Set exercise: Copy every line of the material below word for word.

Dataset listings of figures:
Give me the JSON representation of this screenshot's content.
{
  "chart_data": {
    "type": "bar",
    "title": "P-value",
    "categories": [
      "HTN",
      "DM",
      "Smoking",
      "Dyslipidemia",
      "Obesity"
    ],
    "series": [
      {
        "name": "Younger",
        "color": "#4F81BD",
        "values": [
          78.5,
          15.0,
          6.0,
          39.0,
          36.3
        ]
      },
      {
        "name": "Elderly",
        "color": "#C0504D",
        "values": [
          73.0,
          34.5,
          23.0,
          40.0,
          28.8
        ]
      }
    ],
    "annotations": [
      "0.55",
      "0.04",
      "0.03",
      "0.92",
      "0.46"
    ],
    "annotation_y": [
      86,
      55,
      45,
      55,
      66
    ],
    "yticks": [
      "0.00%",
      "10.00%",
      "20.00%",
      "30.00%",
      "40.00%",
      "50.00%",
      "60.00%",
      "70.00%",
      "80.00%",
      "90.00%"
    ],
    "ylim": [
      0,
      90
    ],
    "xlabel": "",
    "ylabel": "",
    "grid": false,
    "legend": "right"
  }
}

Expected answer:
Give me the JSON representation of this screenshot's content.
{
  "chart_data": {
    "type": "bar",
    "title": "P-value",
    "categories": [
      "HTN",
      "DM",
      "Smoking",
      "Dyslipidemia",
      "Obesity"
    ],
    "series": [
      {
        "name": "Younger",
        "color": "#4F81BD",
        "values": [
          78.5,
          15.0,
          6.0,
          39.0,
          36.3
        ]
      },
      {
        "name": "Elderly",
        "color": "#C0504D",
        "values": [
          73.0,
          34.5,
          23.0,
          40.0,
          28.8
        ]
      }
    ],
    "annotations": [
      "0.55",
      "0.04",
      "0.03",
      "0.92",
      "0.46"
    ],
    "annotation_y": [
      86,
      55,
      45,
      55,
      66
    ],
    "yticks": [
      "0.00%",
      "10.00%",
      "20.00%",
      "30.00%",
      "40.00%",
      "50.00%",
      "60.00%",
      "70.00%",
      "80.00%",
      "90.00%"
    ],
    "ylim": [
      0,
      90
    ],
    "xlabel": "",
    "ylabel": "",
    "grid": false,
    "legend": "right"
  }
}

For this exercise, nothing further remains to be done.